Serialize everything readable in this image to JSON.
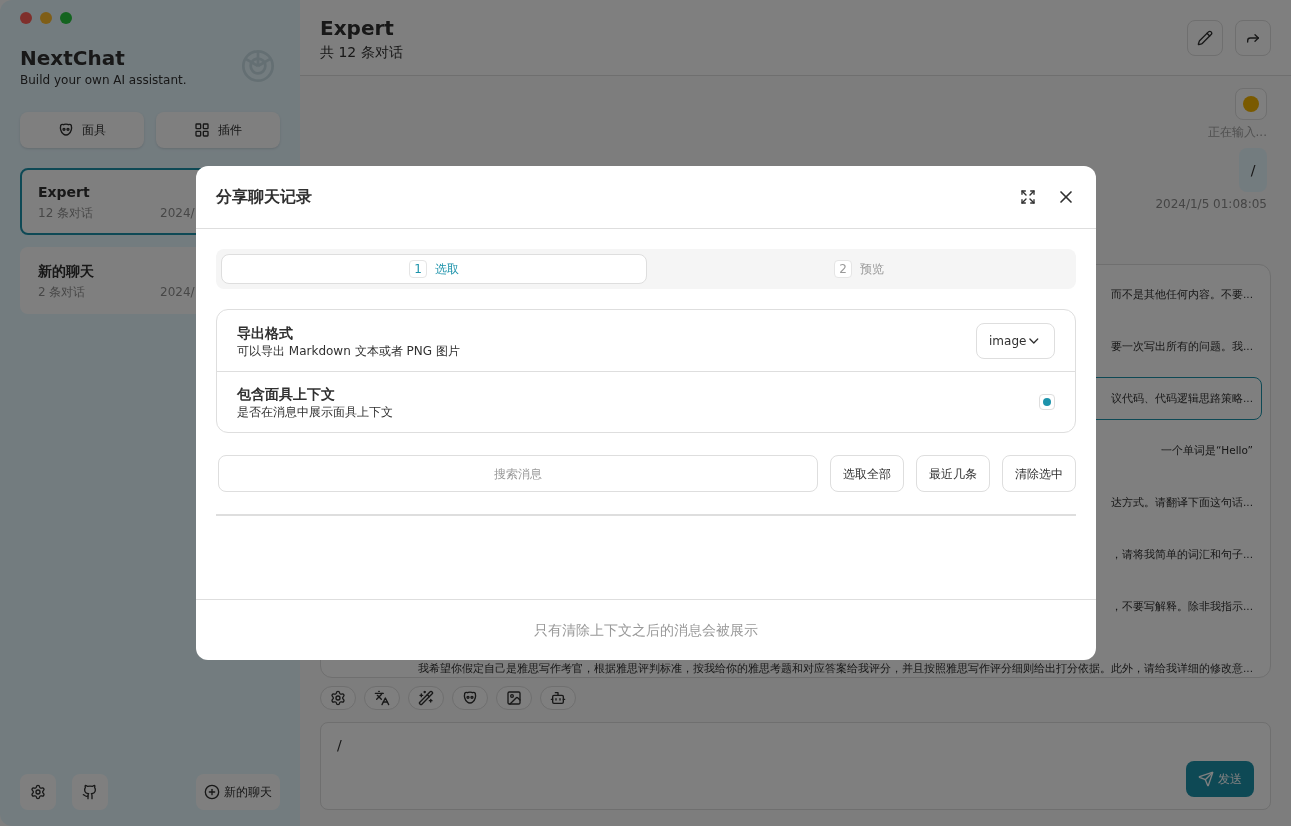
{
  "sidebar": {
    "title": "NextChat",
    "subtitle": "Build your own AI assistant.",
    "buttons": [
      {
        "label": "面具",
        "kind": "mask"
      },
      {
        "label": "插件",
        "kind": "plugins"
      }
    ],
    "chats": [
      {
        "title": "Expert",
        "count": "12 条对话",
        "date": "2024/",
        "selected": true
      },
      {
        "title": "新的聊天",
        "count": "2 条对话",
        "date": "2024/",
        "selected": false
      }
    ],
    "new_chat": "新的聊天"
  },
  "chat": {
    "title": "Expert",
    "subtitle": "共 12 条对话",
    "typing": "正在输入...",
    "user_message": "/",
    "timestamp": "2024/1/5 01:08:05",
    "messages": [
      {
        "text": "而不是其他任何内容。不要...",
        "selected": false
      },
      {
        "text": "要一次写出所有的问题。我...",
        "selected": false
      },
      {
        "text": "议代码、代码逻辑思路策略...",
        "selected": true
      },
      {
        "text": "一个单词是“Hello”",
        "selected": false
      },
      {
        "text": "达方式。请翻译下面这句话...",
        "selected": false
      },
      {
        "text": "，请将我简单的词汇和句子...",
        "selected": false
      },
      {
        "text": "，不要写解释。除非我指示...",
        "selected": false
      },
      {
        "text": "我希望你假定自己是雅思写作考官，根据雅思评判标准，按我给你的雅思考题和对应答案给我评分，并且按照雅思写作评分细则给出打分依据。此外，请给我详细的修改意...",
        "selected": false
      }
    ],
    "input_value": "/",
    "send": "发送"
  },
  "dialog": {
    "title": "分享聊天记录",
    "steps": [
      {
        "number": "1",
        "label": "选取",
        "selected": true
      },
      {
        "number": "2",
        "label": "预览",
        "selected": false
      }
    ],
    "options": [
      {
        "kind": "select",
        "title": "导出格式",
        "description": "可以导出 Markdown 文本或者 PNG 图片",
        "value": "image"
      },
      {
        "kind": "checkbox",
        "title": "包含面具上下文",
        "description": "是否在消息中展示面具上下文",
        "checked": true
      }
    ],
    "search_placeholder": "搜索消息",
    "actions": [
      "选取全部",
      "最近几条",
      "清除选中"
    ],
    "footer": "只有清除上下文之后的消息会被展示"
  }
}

####

:: Work to do ::
Print out the material word for word, omitting the pictures.

:: Worked answer ::
Serialize everything readable in this image to JSON.
{
  "sidebar": {
    "title": "NextChat",
    "subtitle": "Build your own AI assistant.",
    "buttons": [
      {
        "label": "面具",
        "kind": "mask"
      },
      {
        "label": "插件",
        "kind": "plugins"
      }
    ],
    "chats": [
      {
        "title": "Expert",
        "count": "12 条对话",
        "date": "2024/",
        "selected": true
      },
      {
        "title": "新的聊天",
        "count": "2 条对话",
        "date": "2024/",
        "selected": false
      }
    ],
    "new_chat": "新的聊天"
  },
  "chat": {
    "title": "Expert",
    "subtitle": "共 12 条对话",
    "typing": "正在输入...",
    "user_message": "/",
    "timestamp": "2024/1/5 01:08:05",
    "messages": [
      {
        "text": "而不是其他任何内容。不要...",
        "selected": false
      },
      {
        "text": "要一次写出所有的问题。我...",
        "selected": false
      },
      {
        "text": "议代码、代码逻辑思路策略...",
        "selected": true
      },
      {
        "text": "一个单词是“Hello”",
        "selected": false
      },
      {
        "text": "达方式。请翻译下面这句话...",
        "selected": false
      },
      {
        "text": "，请将我简单的词汇和句子...",
        "selected": false
      },
      {
        "text": "，不要写解释。除非我指示...",
        "selected": false
      },
      {
        "text": "我希望你假定自己是雅思写作考官，根据雅思评判标准，按我给你的雅思考题和对应答案给我评分，并且按照雅思写作评分细则给出打分依据。此外，请给我详细的修改意...",
        "selected": false
      }
    ],
    "input_value": "/",
    "send": "发送"
  },
  "dialog": {
    "title": "分享聊天记录",
    "steps": [
      {
        "number": "1",
        "label": "选取",
        "selected": true
      },
      {
        "number": "2",
        "label": "预览",
        "selected": false
      }
    ],
    "options": [
      {
        "kind": "select",
        "title": "导出格式",
        "description": "可以导出 Markdown 文本或者 PNG 图片",
        "value": "image"
      },
      {
        "kind": "checkbox",
        "title": "包含面具上下文",
        "description": "是否在消息中展示面具上下文",
        "checked": true
      }
    ],
    "search_placeholder": "搜索消息",
    "actions": [
      "选取全部",
      "最近几条",
      "清除选中"
    ],
    "footer": "只有清除上下文之后的消息会被展示"
  }
}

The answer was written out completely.